## START Document excerpt
# My re-homed R58



## phollingswo (Nov 29, 2013)

I bought this beauty off @wiggy97 before Christmas, beautifully cared for and now in a new home! I'm only part way through my upgrade, with the grinder next to come. Waiting for the new Eurekas to hit BB around February time. For now having to put up with the MC2 for a while longer. Really happy with the shots this thing pulls though, and the steam power is fantastic compared to my Gaggia Classic. Also got some lovely new cups from Dor & Tan for Christmas.


----------



## Jony (Sep 8, 2017)

Nice machine, I thought the new Mignon was due April?


----------



## phollingswo (Nov 29, 2013)

Jony said:


> Nice machine, I thought the new Mignon was due April?


David suggested to me February/March time when I asked just before Christmas, but that they hadn't been given a set date yet. I may go for the new Atom though. Will take a trip up to have a look when they arrive!


----------



## kennyboy993 (Jan 23, 2017)

Lovely setup.


----------



## haz_pro (Apr 4, 2013)

Very nice. What cup is that please?


----------



## phollingswo (Nov 29, 2013)

haz_pro said:


> Very nice. What cup is that please?


https://dorandtan.com/products/3-oz-espresso-cups-speckled


----------



## MildredM (Feb 13, 2017)

Congratulations! A fantastic machine


----------



## barrymckenna (Oct 26, 2017)

lovely machine! thinking that buying second hand may be the way to go myself. based in ireland though so it's extremely rare to see anything come online


----------



## BaggaZee (Jun 19, 2015)

The R58 is on my list. Lovely machine, enjoy!


----------



## phollingswo (Nov 29, 2013)

Update! So I bought myself a Rocket Fausto to go with my R58. Why the Fausto?

1) aesthetics.

2) great reviews from users.

3) compact size compared to others grinders in similar price range.

I think it looks great! Glad I chose black as the chrome on chrome on chrome would be a bit matchy matchy.
## END Document excerpt
## START Information given
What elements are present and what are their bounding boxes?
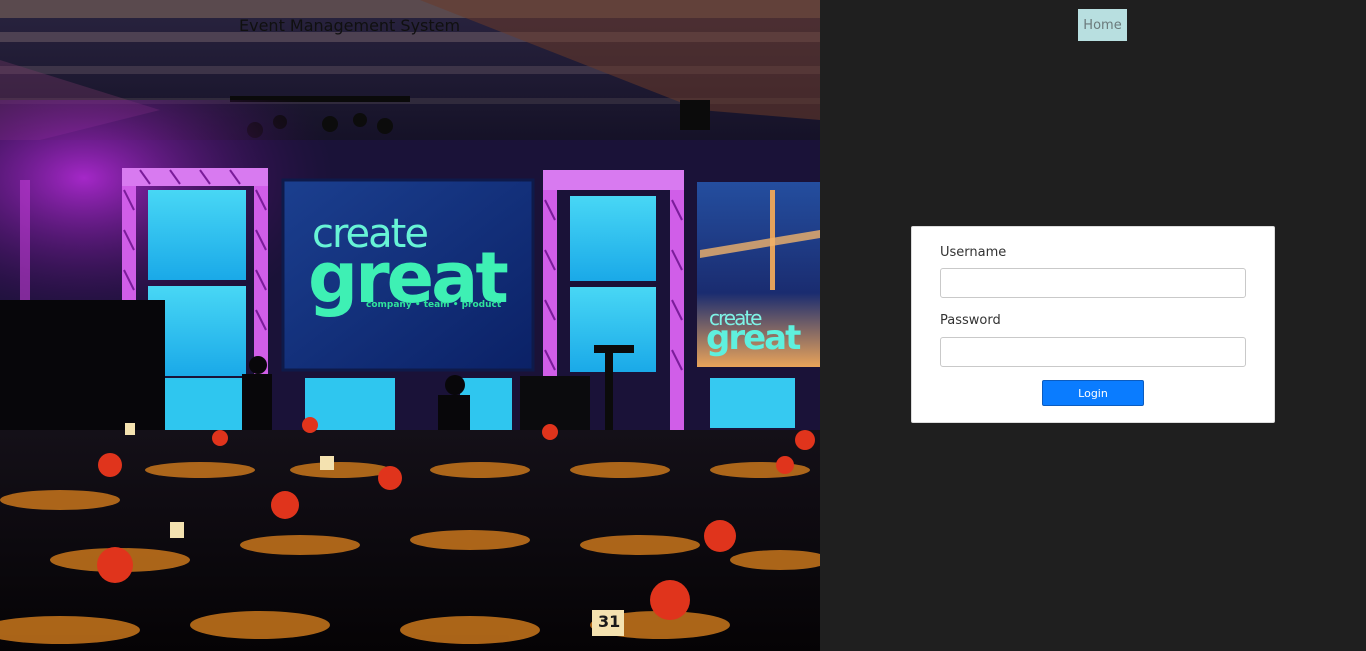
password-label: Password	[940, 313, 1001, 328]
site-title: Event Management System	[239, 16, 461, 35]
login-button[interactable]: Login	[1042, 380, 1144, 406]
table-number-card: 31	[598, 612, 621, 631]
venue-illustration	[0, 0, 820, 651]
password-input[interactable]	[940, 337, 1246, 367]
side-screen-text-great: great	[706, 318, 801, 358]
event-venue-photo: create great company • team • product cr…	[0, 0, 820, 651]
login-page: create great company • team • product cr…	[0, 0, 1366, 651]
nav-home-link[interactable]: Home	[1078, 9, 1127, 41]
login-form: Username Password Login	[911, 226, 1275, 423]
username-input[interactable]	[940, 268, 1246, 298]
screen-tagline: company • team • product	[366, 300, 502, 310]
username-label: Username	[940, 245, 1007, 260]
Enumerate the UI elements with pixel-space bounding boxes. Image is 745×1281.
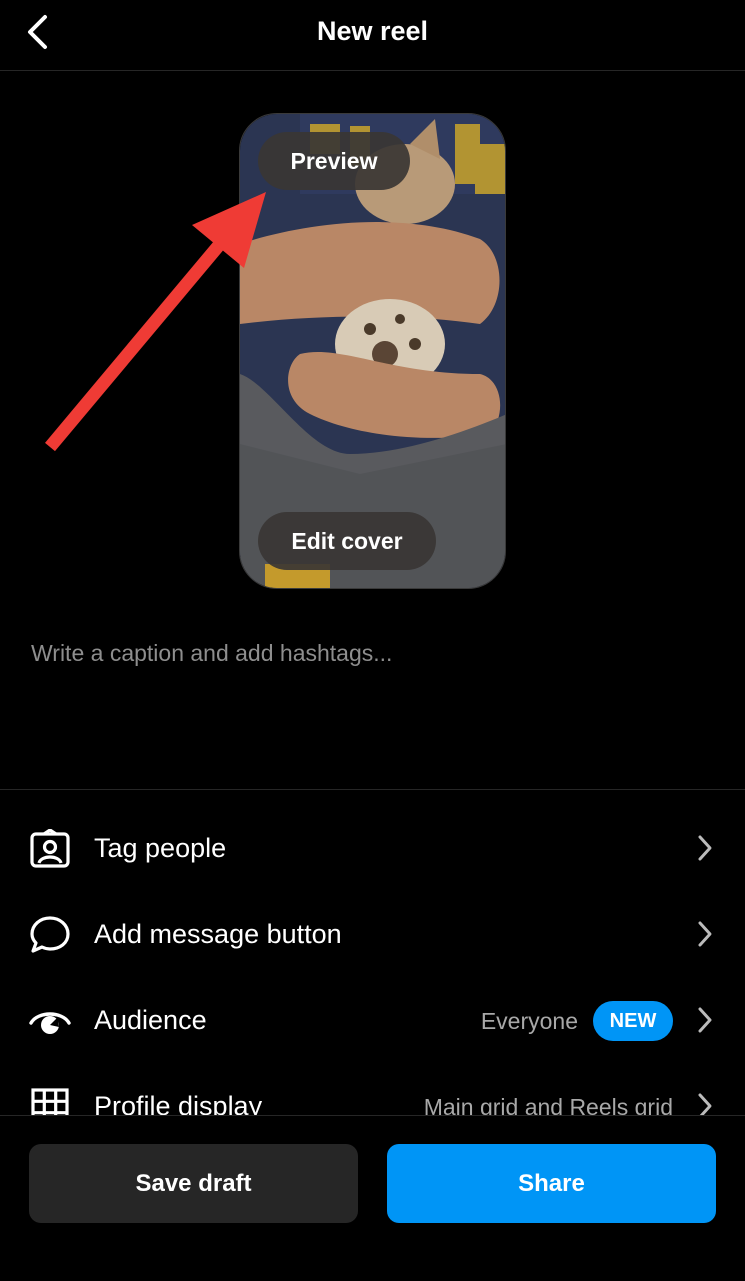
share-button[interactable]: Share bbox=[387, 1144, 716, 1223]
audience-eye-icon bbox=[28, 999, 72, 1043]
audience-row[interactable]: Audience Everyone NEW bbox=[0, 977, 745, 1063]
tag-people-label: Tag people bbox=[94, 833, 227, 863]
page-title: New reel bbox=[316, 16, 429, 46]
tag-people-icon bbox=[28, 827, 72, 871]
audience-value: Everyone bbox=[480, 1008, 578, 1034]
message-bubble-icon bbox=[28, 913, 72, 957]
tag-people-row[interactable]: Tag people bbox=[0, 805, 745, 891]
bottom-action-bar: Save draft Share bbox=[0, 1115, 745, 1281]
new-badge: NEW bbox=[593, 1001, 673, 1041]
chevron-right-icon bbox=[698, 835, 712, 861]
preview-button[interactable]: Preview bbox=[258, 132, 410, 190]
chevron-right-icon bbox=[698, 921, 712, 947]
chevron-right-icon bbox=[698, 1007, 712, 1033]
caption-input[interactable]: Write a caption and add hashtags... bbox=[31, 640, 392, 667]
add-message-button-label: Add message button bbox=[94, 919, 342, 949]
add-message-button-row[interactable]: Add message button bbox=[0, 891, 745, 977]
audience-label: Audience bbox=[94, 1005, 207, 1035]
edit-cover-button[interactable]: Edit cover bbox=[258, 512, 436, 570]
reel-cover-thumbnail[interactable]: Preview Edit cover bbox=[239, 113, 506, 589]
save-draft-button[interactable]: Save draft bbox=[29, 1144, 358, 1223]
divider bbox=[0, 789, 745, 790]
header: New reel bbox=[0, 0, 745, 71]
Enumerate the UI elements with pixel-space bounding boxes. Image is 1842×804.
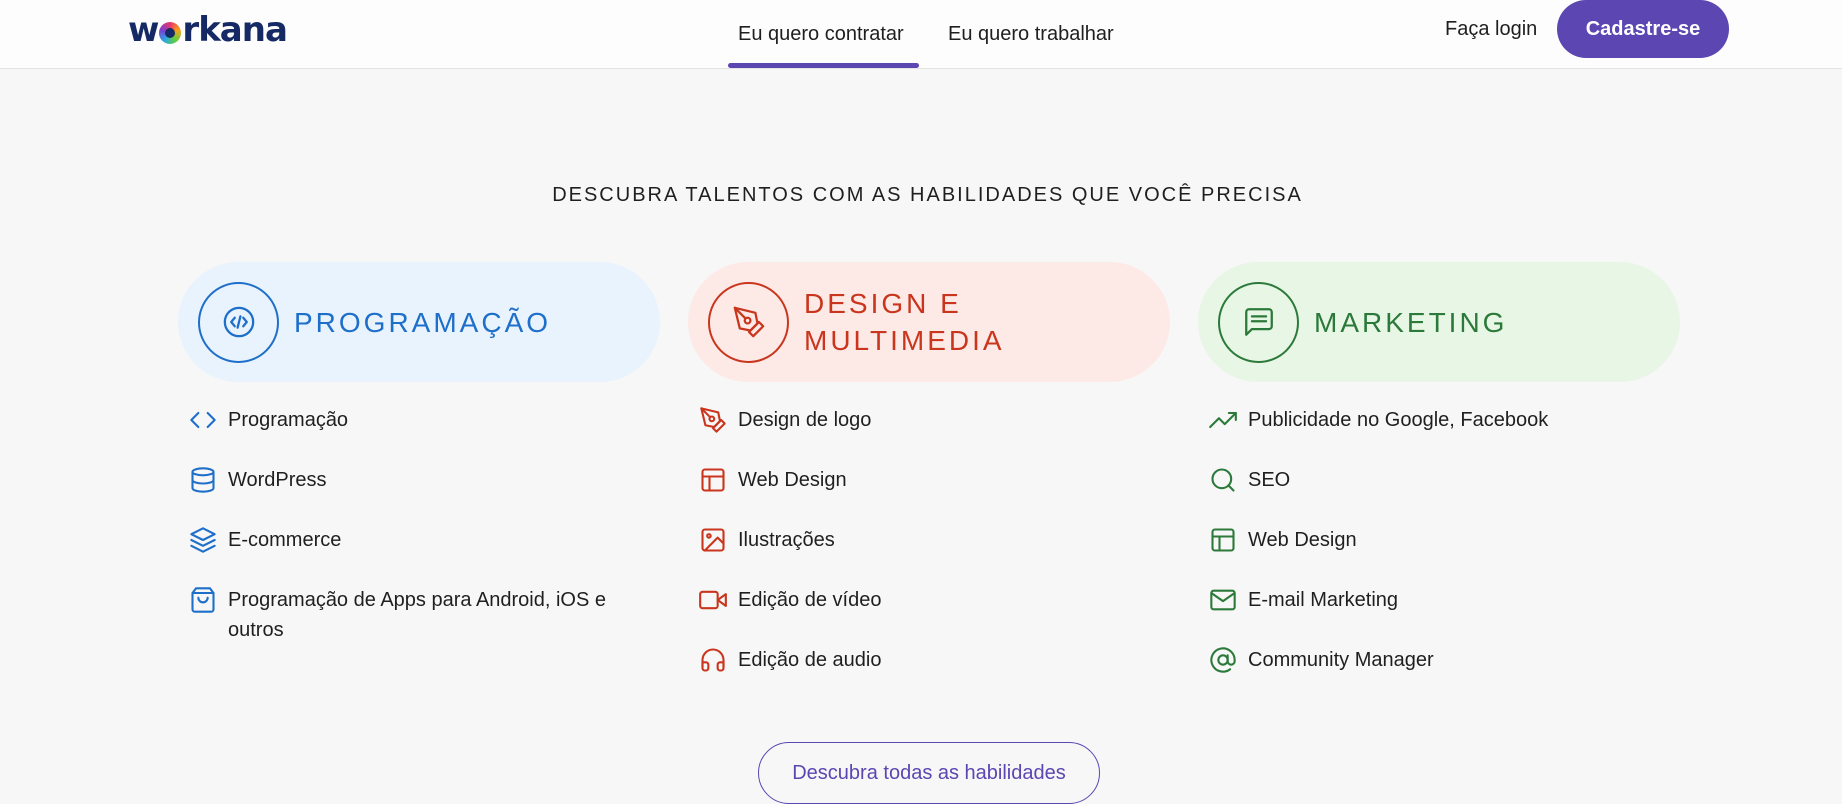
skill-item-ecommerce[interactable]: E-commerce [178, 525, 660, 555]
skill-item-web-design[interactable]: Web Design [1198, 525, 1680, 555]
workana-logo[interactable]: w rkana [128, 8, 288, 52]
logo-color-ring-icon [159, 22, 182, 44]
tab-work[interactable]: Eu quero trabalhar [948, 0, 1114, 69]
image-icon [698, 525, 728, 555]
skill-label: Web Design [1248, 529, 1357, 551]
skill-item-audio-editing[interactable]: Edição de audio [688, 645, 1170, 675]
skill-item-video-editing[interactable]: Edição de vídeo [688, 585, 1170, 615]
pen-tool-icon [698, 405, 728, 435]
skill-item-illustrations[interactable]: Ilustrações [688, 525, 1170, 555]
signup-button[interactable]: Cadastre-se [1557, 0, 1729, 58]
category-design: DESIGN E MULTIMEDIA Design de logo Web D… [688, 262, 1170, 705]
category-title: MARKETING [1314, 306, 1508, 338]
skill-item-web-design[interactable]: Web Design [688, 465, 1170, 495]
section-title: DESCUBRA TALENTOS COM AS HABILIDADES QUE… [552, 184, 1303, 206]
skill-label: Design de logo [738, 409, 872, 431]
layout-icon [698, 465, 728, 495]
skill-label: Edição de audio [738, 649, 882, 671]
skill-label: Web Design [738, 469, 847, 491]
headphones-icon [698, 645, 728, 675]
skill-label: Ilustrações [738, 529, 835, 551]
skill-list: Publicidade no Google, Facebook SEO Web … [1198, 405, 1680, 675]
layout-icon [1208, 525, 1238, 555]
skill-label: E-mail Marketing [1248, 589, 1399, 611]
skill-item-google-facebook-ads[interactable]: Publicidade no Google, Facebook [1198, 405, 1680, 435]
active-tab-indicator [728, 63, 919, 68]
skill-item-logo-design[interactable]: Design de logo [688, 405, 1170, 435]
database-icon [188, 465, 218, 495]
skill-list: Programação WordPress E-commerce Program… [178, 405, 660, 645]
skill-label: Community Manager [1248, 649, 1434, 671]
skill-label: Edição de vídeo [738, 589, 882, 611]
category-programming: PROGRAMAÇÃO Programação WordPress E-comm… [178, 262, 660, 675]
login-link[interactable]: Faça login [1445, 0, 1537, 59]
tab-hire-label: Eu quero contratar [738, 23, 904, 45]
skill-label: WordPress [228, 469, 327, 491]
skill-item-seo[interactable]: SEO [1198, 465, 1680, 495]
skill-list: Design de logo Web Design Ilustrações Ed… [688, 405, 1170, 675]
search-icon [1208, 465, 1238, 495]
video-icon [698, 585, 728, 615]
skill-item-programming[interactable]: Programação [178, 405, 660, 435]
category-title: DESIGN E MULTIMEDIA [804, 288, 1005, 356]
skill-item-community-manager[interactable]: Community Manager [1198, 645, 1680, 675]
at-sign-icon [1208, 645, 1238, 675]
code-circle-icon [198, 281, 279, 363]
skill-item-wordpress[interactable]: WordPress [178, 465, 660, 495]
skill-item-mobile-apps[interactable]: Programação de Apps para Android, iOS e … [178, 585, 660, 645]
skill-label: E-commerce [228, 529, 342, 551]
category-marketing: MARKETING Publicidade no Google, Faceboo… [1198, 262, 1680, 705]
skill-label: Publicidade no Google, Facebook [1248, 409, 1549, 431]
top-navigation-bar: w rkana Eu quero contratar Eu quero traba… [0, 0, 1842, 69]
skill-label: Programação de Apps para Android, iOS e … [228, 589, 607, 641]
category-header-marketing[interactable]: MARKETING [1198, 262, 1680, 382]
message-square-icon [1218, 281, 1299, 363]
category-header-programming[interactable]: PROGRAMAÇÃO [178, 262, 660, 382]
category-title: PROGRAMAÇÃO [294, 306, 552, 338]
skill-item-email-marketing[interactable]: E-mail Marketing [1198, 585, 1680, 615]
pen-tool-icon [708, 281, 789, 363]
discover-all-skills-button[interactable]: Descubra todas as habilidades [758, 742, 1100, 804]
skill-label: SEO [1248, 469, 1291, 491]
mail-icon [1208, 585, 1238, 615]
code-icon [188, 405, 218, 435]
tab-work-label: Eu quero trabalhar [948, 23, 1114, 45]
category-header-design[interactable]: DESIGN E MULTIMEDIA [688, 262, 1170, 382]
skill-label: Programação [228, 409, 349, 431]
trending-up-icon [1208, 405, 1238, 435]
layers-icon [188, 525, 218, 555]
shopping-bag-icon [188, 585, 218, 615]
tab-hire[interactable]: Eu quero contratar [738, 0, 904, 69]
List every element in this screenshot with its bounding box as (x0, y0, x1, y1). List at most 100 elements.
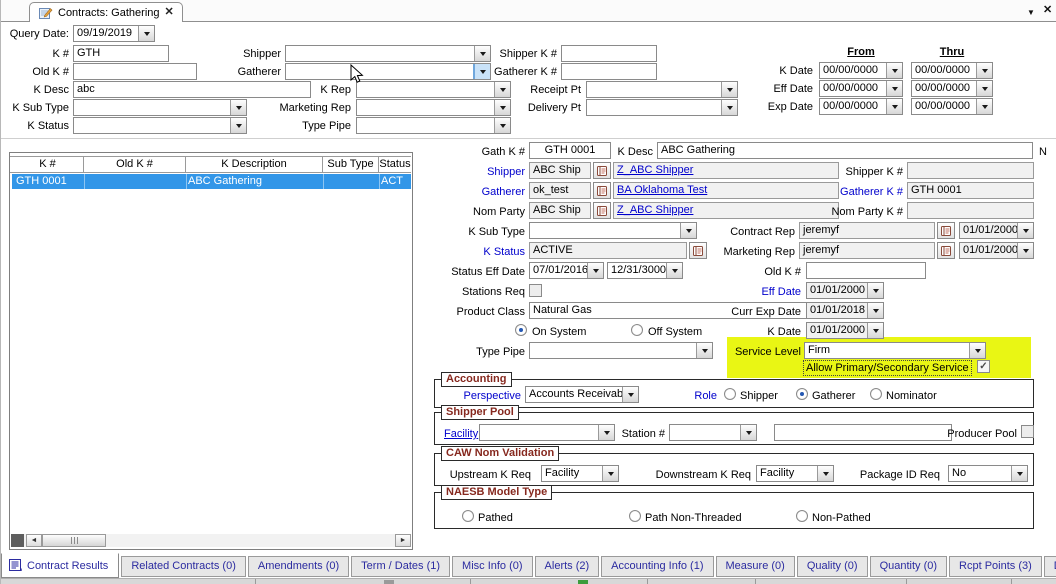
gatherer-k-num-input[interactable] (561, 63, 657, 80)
## END Information given
Write out the whole "My re-homed R58" thread word for word, from its title through the final post.

## Response below
# My re-homed R58



## phollingswo (Nov 29, 2013)

I bought this beauty off @wiggy97 before Christmas, beautifully cared for and now in a new home! I'm only part way through my upgrade, with the grinder next to come. Waiting for the new Eurekas to hit BB around February time. For now having to put up with the MC2 for a while longer. Really happy with the shots this thing pulls though, and the steam power is fantastic compared to my Gaggia Classic. Also got some lovely new cups from Dor & Tan for Christmas.


----------



## Jony (Sep 8, 2017)

Nice machine, I thought the new Mignon was due April?


----------



## phollingswo (Nov 29, 2013)

Jony said:


> Nice machine, I thought the new Mignon was due April?


David suggested to me February/March time when I asked just before Christmas, but that they hadn't been given a set date yet. I may go for the new Atom though. Will take a trip up to have a look when they arrive!


----------



## kennyboy993 (Jan 23, 2017)

Lovely setup.


----------



## haz_pro (Apr 4, 2013)

Very nice. What cup is that please?


----------



## phollingswo (Nov 29, 2013)

haz_pro said:


> Very nice. What cup is that please?


https://dorandtan.com/products/3-oz-espresso-cups-speckled


----------



## MildredM (Feb 13, 2017)

Congratulations! A fantastic machine


----------



## barrymckenna (Oct 26, 2017)

lovely machine! thinking that buying second hand may be the way to go myself. based in ireland though so it's extremely rare to see anything come online


----------



## BaggaZee (Jun 19, 2015)

The R58 is on my list. Lovely machine, enjoy!


----------



## phollingswo (Nov 29, 2013)

Update! So I bought myself a Rocket Fausto to go with my R58. Why the Fausto?

1) aesthetics.

2) great reviews from users.

3) compact size compared to others grinders in similar price range.

I think it looks great! Glad I chose black as the chrome on chrome on chrome would be a bit matchy matchy.